─── Recorded information ───
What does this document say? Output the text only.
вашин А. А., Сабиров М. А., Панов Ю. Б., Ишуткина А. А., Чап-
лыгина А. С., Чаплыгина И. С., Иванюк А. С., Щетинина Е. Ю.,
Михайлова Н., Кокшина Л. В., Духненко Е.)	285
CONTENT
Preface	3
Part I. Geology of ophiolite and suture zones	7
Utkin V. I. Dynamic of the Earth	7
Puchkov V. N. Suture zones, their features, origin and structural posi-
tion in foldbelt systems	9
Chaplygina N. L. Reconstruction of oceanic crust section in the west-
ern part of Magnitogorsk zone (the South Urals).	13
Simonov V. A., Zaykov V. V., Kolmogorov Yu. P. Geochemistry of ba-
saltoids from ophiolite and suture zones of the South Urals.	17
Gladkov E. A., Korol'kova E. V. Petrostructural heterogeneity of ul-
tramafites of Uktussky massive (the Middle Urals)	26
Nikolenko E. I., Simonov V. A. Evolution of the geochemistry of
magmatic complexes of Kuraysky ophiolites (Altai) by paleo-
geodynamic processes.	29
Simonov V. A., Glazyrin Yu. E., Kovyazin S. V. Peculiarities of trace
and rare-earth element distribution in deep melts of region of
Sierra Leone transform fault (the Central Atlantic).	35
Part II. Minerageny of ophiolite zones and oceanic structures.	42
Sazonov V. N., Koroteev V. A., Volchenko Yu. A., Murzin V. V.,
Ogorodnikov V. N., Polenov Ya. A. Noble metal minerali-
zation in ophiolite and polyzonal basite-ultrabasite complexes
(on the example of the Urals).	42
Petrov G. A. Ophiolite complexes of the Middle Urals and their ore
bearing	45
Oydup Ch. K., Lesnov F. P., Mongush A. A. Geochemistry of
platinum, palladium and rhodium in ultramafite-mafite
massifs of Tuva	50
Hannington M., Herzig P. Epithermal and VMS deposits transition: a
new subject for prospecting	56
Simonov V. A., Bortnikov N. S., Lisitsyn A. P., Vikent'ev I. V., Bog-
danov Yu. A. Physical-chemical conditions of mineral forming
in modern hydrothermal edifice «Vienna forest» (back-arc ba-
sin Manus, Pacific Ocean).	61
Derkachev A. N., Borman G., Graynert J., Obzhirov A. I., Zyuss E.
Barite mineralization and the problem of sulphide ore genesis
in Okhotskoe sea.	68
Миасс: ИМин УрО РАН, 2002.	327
───
▶ **Exercise**:
Pull out all lines in the data above that include "Simonov".

▶ **Task answer**:
Simonov V. A., Zaykov V. V., Kolmogorov Yu. P. Geochemistry of ba-
Nikolenko E. I., Simonov V. A. Evolution of the geochemistry of
Simonov V. A., Glazyrin Yu. E., Kovyazin S. V. Peculiarities of trace
Simonov V. A., Bortnikov N. S., Lisitsyn A. P., Vikent'ev I. V., Bog-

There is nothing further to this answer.